Exercise directions:
Leave out the pictures, then reproduce the rest of the material exactly.

Stored data entries:

########################################

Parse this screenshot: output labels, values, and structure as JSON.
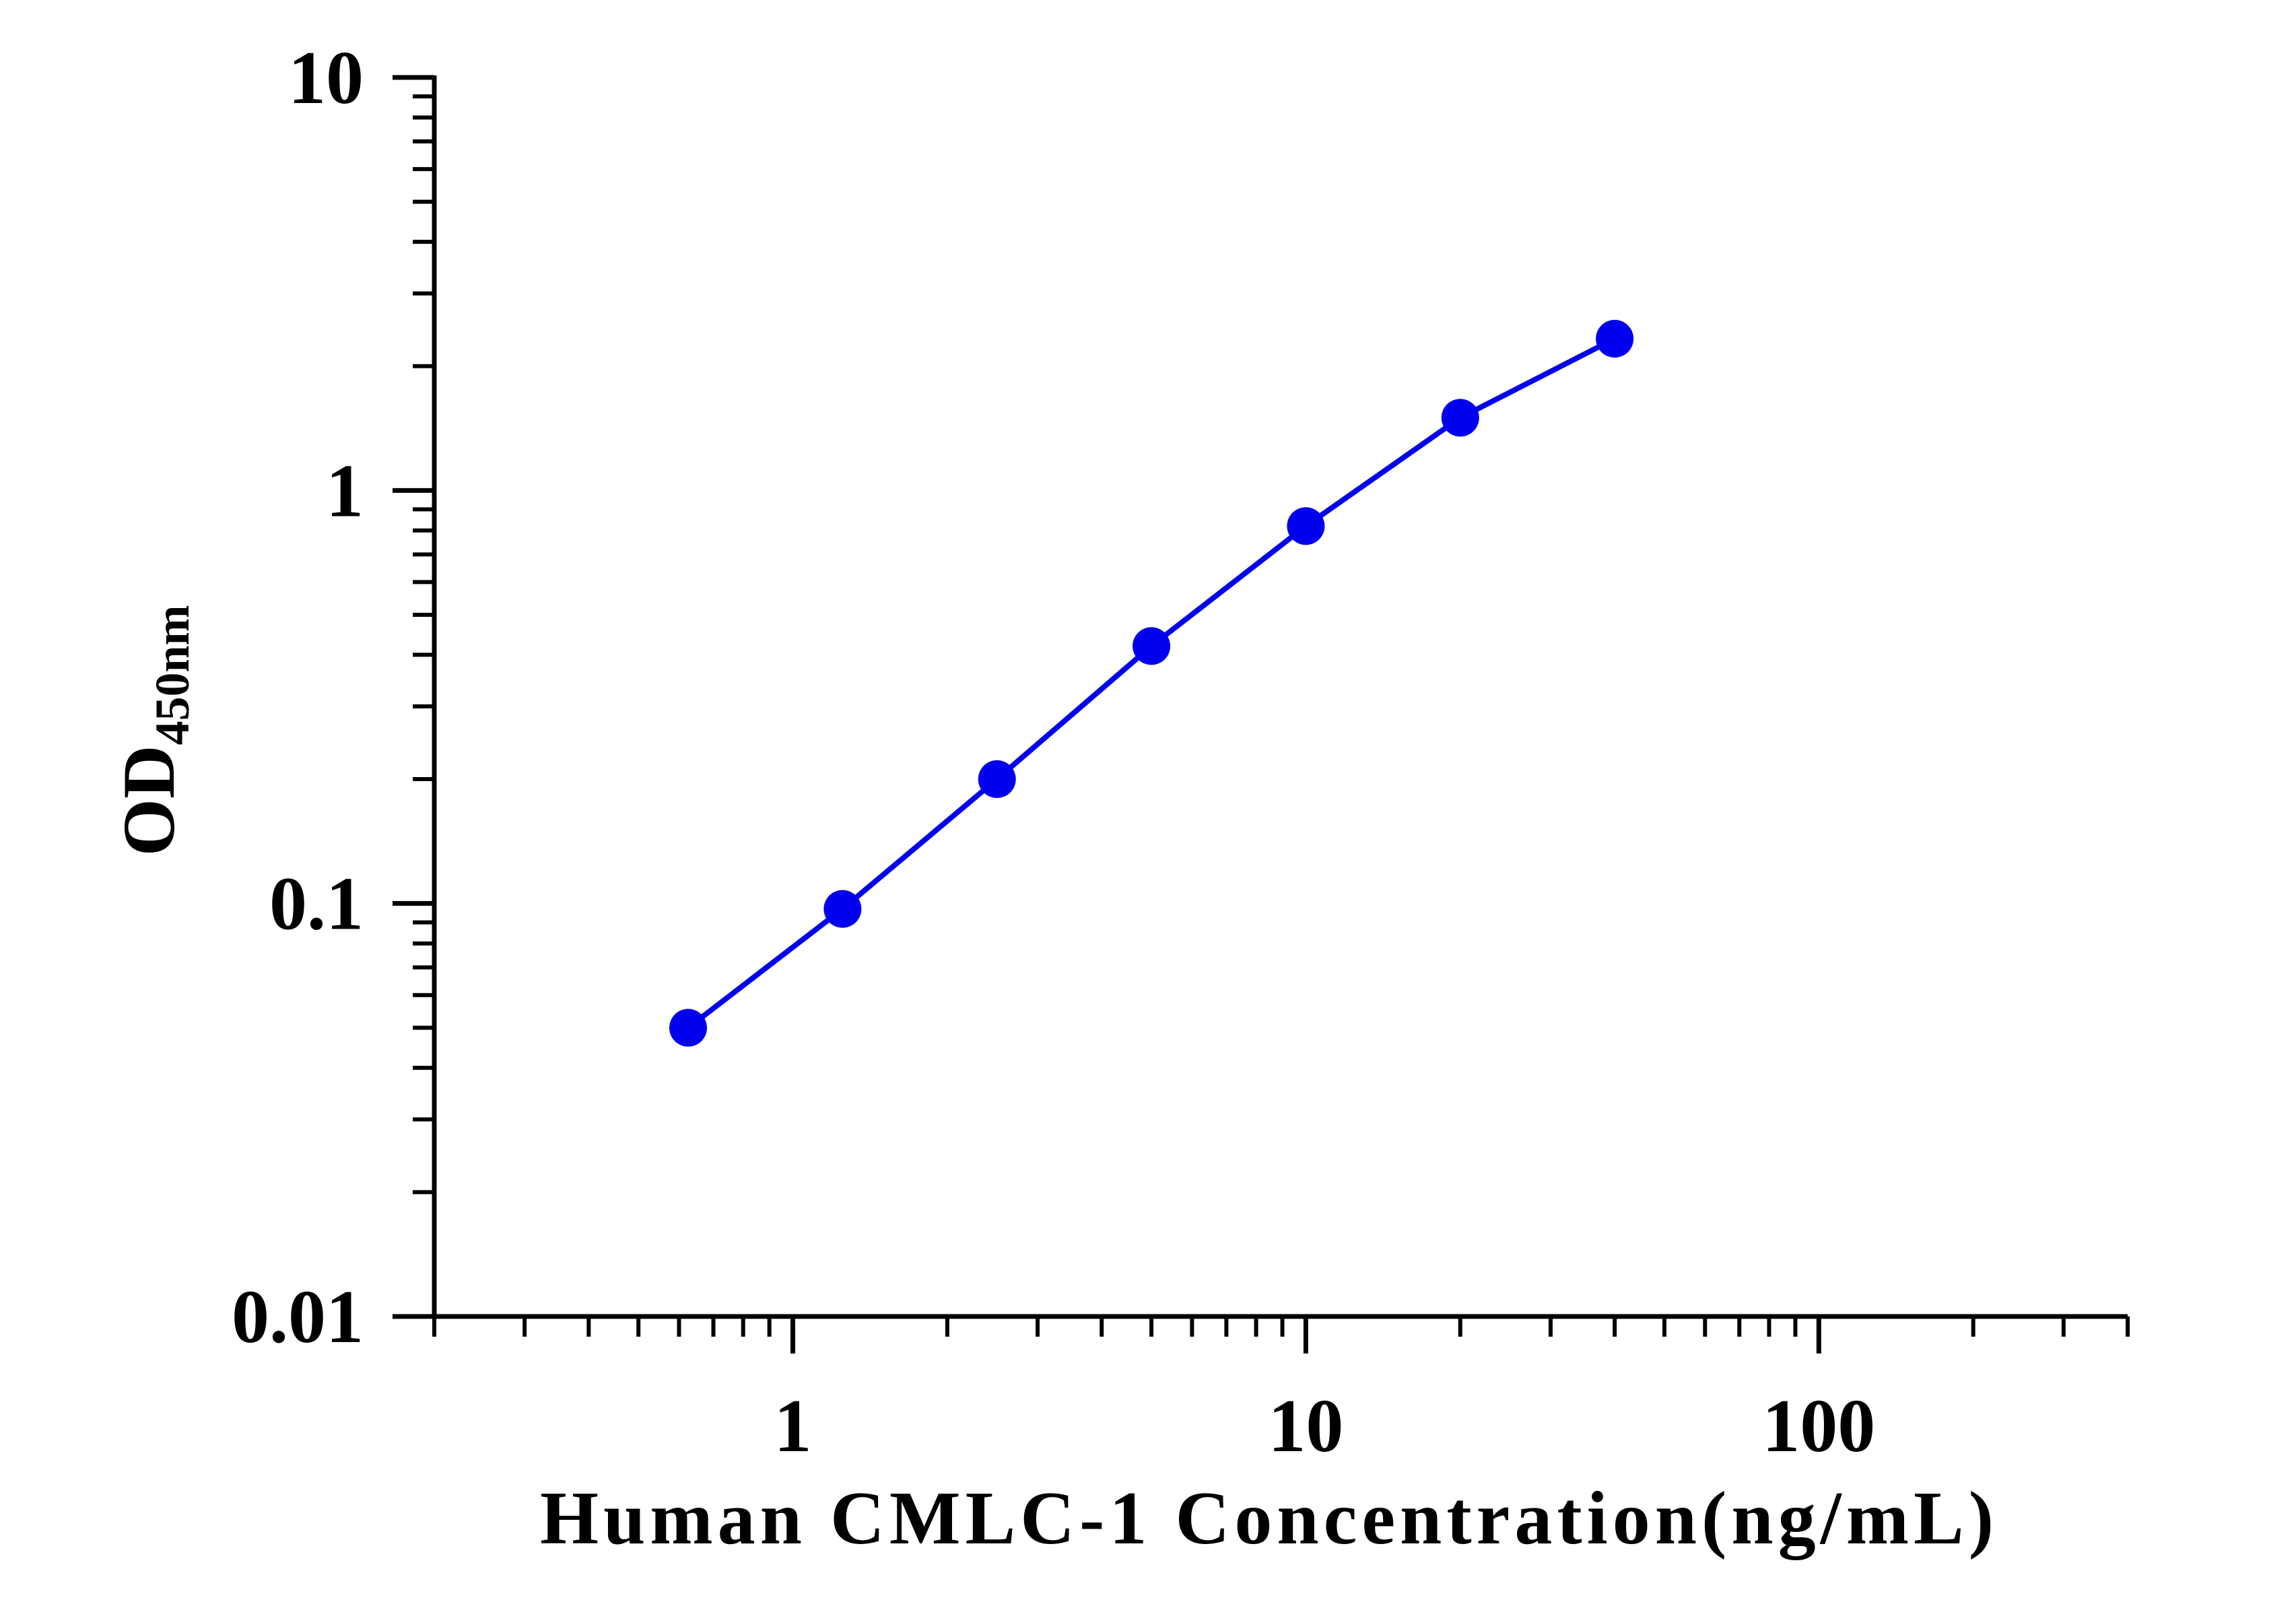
{
  "chart_data": {
    "type": "line",
    "title": "",
    "xlabel": "Human CMLC-1 Concentration(ng/mL)",
    "ylabel_main": "OD",
    "ylabel_subscript": "450nm",
    "xscale": "log",
    "yscale": "log",
    "xlim": [
      0.2,
      400
    ],
    "ylim": [
      0.01,
      10
    ],
    "x_tick_labels": [
      "1",
      "10",
      "100"
    ],
    "y_tick_labels": [
      "0.01",
      "0.1",
      "1",
      "10"
    ],
    "grid": false,
    "legend": "none",
    "series": [
      {
        "color": "#0000ee",
        "x": [
          0.625,
          1.25,
          2.5,
          5,
          10,
          20,
          40
        ],
        "y": [
          0.05,
          0.097,
          0.2,
          0.42,
          0.82,
          1.5,
          2.33
        ]
      }
    ]
  }
}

########################################

Complete response:
Parse this screenshot: output labels, values, and structure as JSON.
{
  "chart_data": {
    "type": "line",
    "title": "",
    "xlabel": "Human CMLC-1 Concentration(ng/mL)",
    "ylabel_main": "OD",
    "ylabel_subscript": "450nm",
    "xscale": "log",
    "yscale": "log",
    "xlim": [
      0.2,
      400
    ],
    "ylim": [
      0.01,
      10
    ],
    "x_tick_labels": [
      "1",
      "10",
      "100"
    ],
    "y_tick_labels": [
      "0.01",
      "0.1",
      "1",
      "10"
    ],
    "grid": false,
    "legend": "none",
    "series": [
      {
        "color": "#0000ee",
        "x": [
          0.625,
          1.25,
          2.5,
          5,
          10,
          20,
          40
        ],
        "y": [
          0.05,
          0.097,
          0.2,
          0.42,
          0.82,
          1.5,
          2.33
        ]
      }
    ]
  }
}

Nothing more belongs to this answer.